• _Directive_: Output the material below in full, exactly as it is.

• _Dataset records_:
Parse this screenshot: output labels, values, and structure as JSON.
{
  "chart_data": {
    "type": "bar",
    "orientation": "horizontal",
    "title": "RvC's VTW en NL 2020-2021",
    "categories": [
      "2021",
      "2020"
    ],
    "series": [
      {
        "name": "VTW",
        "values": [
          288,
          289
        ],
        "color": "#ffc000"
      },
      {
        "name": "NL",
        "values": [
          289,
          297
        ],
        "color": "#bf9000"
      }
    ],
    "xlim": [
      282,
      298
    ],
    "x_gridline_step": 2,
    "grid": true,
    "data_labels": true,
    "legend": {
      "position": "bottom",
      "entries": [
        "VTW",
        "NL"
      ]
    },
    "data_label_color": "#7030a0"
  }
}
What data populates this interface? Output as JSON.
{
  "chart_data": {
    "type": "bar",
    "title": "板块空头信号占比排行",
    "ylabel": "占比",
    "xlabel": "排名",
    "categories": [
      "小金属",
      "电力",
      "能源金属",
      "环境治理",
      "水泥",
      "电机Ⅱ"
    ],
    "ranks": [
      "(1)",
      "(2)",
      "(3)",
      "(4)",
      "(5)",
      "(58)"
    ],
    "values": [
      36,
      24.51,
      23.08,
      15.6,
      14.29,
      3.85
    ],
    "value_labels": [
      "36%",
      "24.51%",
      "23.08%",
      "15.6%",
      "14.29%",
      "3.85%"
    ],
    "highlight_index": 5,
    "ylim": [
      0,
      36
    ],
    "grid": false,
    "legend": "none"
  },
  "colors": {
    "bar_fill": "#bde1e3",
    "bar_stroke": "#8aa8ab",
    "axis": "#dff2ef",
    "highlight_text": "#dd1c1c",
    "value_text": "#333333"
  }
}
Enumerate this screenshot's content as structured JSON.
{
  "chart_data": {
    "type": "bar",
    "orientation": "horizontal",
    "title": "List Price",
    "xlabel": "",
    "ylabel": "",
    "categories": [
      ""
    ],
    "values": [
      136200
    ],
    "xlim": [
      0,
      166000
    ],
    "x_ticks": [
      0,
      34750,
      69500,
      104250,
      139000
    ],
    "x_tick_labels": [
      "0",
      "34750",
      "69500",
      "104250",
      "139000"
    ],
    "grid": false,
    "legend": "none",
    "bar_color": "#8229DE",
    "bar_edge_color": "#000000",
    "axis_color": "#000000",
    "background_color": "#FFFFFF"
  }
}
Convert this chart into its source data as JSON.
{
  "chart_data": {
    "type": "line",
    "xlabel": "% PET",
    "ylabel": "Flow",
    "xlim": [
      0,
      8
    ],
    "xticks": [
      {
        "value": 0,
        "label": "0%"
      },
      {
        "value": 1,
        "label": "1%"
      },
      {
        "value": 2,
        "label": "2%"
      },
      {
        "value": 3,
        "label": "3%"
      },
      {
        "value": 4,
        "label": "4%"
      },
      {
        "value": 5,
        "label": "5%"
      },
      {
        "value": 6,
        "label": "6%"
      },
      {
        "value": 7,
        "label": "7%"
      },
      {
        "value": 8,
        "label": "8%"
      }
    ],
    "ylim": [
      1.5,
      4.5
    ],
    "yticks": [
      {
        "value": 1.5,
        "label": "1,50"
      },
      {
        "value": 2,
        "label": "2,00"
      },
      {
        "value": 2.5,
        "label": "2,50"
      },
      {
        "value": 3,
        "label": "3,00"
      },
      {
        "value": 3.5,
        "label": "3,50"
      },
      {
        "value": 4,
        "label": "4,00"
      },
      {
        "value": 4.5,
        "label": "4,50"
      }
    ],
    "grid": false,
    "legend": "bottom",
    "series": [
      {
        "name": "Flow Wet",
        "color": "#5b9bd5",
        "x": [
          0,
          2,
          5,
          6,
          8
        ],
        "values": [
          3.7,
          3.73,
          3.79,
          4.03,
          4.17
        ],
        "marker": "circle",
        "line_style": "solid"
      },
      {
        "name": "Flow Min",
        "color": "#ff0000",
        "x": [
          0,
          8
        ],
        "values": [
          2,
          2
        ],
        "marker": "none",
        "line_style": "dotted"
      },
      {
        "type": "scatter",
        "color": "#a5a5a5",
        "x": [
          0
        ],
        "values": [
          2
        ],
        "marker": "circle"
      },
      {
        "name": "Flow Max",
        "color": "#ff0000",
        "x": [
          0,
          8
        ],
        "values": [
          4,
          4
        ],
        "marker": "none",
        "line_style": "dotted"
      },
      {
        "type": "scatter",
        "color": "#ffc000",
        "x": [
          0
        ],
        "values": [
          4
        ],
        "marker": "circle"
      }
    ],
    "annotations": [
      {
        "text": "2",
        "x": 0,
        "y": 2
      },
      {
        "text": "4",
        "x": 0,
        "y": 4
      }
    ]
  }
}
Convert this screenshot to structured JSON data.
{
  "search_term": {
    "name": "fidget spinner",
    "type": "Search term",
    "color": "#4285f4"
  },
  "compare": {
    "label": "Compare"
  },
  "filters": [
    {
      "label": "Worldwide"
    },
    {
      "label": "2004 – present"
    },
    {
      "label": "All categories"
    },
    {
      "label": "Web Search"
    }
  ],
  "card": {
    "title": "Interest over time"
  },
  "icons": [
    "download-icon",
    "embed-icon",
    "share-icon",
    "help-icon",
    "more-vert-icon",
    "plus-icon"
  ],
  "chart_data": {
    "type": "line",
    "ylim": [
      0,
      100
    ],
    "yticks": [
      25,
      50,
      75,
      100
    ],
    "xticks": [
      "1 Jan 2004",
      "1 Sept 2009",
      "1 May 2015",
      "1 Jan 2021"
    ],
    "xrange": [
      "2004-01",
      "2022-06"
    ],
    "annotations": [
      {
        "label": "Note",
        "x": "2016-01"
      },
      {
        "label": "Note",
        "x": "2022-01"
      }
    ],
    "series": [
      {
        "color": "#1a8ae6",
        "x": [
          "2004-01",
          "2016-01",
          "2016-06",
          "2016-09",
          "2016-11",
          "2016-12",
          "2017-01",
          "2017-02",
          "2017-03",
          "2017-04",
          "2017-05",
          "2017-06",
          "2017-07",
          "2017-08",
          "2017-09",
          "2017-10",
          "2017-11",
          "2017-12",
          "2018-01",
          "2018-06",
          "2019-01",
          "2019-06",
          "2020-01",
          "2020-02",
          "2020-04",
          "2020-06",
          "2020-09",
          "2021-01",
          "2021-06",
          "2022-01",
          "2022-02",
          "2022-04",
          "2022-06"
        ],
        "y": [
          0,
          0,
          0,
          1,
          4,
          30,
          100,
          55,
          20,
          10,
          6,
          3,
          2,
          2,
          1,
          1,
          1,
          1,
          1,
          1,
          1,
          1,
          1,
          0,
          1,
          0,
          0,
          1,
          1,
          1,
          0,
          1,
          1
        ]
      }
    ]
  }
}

• _Response to this exercise_:
Parse this screenshot: output labels, values, and structure as JSON.
{
  "chart_data": {
    "type": "bar",
    "orientation": "horizontal",
    "title": "RvC's VTW en NL 2020-2021",
    "categories": [
      "2021",
      "2020"
    ],
    "series": [
      {
        "name": "VTW",
        "values": [
          288,
          289
        ],
        "color": "#ffc000"
      },
      {
        "name": "NL",
        "values": [
          289,
          297
        ],
        "color": "#bf9000"
      }
    ],
    "xlim": [
      282,
      298
    ],
    "x_gridline_step": 2,
    "grid": true,
    "data_labels": true,
    "legend": {
      "position": "bottom",
      "entries": [
        "VTW",
        "NL"
      ]
    },
    "data_label_color": "#7030a0"
  }
}
What data populates this interface? Output as JSON.
{
  "chart_data": {
    "type": "bar",
    "title": "板块空头信号占比排行",
    "ylabel": "占比",
    "xlabel": "排名",
    "categories": [
      "小金属",
      "电力",
      "能源金属",
      "环境治理",
      "水泥",
      "电机Ⅱ"
    ],
    "ranks": [
      "(1)",
      "(2)",
      "(3)",
      "(4)",
      "(5)",
      "(58)"
    ],
    "values": [
      36,
      24.51,
      23.08,
      15.6,
      14.29,
      3.85
    ],
    "value_labels": [
      "36%",
      "24.51%",
      "23.08%",
      "15.6%",
      "14.29%",
      "3.85%"
    ],
    "highlight_index": 5,
    "ylim": [
      0,
      36
    ],
    "grid": false,
    "legend": "none"
  },
  "colors": {
    "bar_fill": "#bde1e3",
    "bar_stroke": "#8aa8ab",
    "axis": "#dff2ef",
    "highlight_text": "#dd1c1c",
    "value_text": "#333333"
  }
}
Enumerate this screenshot's content as structured JSON.
{
  "chart_data": {
    "type": "bar",
    "orientation": "horizontal",
    "title": "List Price",
    "xlabel": "",
    "ylabel": "",
    "categories": [
      ""
    ],
    "values": [
      136200
    ],
    "xlim": [
      0,
      166000
    ],
    "x_ticks": [
      0,
      34750,
      69500,
      104250,
      139000
    ],
    "x_tick_labels": [
      "0",
      "34750",
      "69500",
      "104250",
      "139000"
    ],
    "grid": false,
    "legend": "none",
    "bar_color": "#8229DE",
    "bar_edge_color": "#000000",
    "axis_color": "#000000",
    "background_color": "#FFFFFF"
  }
}
Convert this chart into its source data as JSON.
{
  "chart_data": {
    "type": "line",
    "xlabel": "% PET",
    "ylabel": "Flow",
    "xlim": [
      0,
      8
    ],
    "xticks": [
      {
        "value": 0,
        "label": "0%"
      },
      {
        "value": 1,
        "label": "1%"
      },
      {
        "value": 2,
        "label": "2%"
      },
      {
        "value": 3,
        "label": "3%"
      },
      {
        "value": 4,
        "label": "4%"
      },
      {
        "value": 5,
        "label": "5%"
      },
      {
        "value": 6,
        "label": "6%"
      },
      {
        "value": 7,
        "label": "7%"
      },
      {
        "value": 8,
        "label": "8%"
      }
    ],
    "ylim": [
      1.5,
      4.5
    ],
    "yticks": [
      {
        "value": 1.5,
        "label": "1,50"
      },
      {
        "value": 2,
        "label": "2,00"
      },
      {
        "value": 2.5,
        "label": "2,50"
      },
      {
        "value": 3,
        "label": "3,00"
      },
      {
        "value": 3.5,
        "label": "3,50"
      },
      {
        "value": 4,
        "label": "4,00"
      },
      {
        "value": 4.5,
        "label": "4,50"
      }
    ],
    "grid": false,
    "legend": "bottom",
    "series": [
      {
        "name": "Flow Wet",
        "color": "#5b9bd5",
        "x": [
          0,
          2,
          5,
          6,
          8
        ],
        "values": [
          3.7,
          3.73,
          3.79,
          4.03,
          4.17
        ],
        "marker": "circle",
        "line_style": "solid"
      },
      {
        "name": "Flow Min",
        "color": "#ff0000",
        "x": [
          0,
          8
        ],
        "values": [
          2,
          2
        ],
        "marker": "none",
        "line_style": "dotted"
      },
      {
        "type": "scatter",
        "color": "#a5a5a5",
        "x": [
          0
        ],
        "values": [
          2
        ],
        "marker": "circle"
      },
      {
        "name": "Flow Max",
        "color": "#ff0000",
        "x": [
          0,
          8
        ],
        "values": [
          4,
          4
        ],
        "marker": "none",
        "line_style": "dotted"
      },
      {
        "type": "scatter",
        "color": "#ffc000",
        "x": [
          0
        ],
        "values": [
          4
        ],
        "marker": "circle"
      }
    ],
    "annotations": [
      {
        "text": "2",
        "x": 0,
        "y": 2
      },
      {
        "text": "4",
        "x": 0,
        "y": 4
      }
    ]
  }
}
Convert this screenshot to structured JSON data.
{
  "search_term": {
    "name": "fidget spinner",
    "type": "Search term",
    "color": "#4285f4"
  },
  "compare": {
    "label": "Compare"
  },
  "filters": [
    {
      "label": "Worldwide"
    },
    {
      "label": "2004 – present"
    },
    {
      "label": "All categories"
    },
    {
      "label": "Web Search"
    }
  ],
  "card": {
    "title": "Interest over time"
  },
  "icons": [
    "download-icon",
    "embed-icon",
    "share-icon",
    "help-icon",
    "more-vert-icon",
    "plus-icon"
  ],
  "chart_data": {
    "type": "line",
    "ylim": [
      0,
      100
    ],
    "yticks": [
      25,
      50,
      75,
      100
    ],
    "xticks": [
      "1 Jan 2004",
      "1 Sept 2009",
      "1 May 2015",
      "1 Jan 2021"
    ],
    "xrange": [
      "2004-01",
      "2022-06"
    ],
    "annotations": [
      {
        "label": "Note",
        "x": "2016-01"
      },
      {
        "label": "Note",
        "x": "2022-01"
      }
    ],
    "series": [
      {
        "color": "#1a8ae6",
        "x": [
          "2004-01",
          "2016-01",
          "2016-06",
          "2016-09",
          "2016-11",
          "2016-12",
          "2017-01",
          "2017-02",
          "2017-03",
          "2017-04",
          "2017-05",
          "2017-06",
          "2017-07",
          "2017-08",
          "2017-09",
          "2017-10",
          "2017-11",
          "2017-12",
          "2018-01",
          "2018-06",
          "2019-01",
          "2019-06",
          "2020-01",
          "2020-02",
          "2020-04",
          "2020-06",
          "2020-09",
          "2021-01",
          "2021-06",
          "2022-01",
          "2022-02",
          "2022-04",
          "2022-06"
        ],
        "y": [
          0,
          0,
          0,
          1,
          4,
          30,
          100,
          55,
          20,
          10,
          6,
          3,
          2,
          2,
          1,
          1,
          1,
          1,
          1,
          1,
          1,
          1,
          1,
          0,
          1,
          0,
          0,
          1,
          1,
          1,
          0,
          1,
          1
        ]
      }
    ]
  }
}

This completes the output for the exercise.